> **Required work**
Copy every line in the records below that contains the word "JSON".

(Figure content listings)
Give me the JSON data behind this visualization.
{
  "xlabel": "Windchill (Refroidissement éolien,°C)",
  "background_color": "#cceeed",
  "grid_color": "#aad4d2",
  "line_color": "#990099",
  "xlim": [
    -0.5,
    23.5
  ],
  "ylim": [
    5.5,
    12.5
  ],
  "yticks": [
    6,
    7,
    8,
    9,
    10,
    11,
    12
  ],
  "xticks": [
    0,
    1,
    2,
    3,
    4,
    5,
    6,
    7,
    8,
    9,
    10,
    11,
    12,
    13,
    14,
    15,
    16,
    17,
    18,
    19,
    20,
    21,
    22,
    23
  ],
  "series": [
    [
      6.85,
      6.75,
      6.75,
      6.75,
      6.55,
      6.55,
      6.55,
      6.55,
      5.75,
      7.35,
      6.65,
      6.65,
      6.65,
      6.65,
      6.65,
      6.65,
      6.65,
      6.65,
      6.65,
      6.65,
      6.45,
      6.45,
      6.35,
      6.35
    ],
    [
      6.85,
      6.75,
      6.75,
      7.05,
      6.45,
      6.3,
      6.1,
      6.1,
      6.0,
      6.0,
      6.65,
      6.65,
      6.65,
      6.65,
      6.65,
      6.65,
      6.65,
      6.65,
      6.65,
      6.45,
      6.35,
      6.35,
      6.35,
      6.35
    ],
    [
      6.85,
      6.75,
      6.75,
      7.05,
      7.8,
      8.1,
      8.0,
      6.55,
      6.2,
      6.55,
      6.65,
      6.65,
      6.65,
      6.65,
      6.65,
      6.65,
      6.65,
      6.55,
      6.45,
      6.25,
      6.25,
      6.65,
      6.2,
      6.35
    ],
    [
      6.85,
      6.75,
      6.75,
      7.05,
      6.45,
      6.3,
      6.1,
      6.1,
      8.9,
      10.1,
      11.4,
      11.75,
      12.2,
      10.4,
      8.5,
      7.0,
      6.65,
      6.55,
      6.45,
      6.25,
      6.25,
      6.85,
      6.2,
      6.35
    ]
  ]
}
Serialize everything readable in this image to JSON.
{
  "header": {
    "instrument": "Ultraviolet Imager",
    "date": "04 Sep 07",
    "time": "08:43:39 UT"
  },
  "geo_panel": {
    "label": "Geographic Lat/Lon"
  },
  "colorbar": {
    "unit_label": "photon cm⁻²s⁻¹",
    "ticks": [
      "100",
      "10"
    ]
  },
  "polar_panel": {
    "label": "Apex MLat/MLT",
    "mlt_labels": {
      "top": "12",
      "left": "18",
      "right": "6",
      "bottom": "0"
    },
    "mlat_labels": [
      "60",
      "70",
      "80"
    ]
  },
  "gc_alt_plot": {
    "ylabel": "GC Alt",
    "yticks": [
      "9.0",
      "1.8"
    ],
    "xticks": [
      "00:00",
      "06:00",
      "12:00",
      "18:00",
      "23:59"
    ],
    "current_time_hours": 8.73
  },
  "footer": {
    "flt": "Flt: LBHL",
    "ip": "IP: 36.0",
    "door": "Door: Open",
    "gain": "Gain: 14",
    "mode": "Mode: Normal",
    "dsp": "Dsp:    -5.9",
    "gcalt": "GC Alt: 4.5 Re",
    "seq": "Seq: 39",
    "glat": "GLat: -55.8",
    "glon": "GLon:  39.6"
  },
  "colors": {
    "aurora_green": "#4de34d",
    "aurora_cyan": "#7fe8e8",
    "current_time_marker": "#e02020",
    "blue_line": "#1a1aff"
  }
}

> **The result**
Give me the JSON data behind this visualization.
Serialize everything readable in this image to JSON.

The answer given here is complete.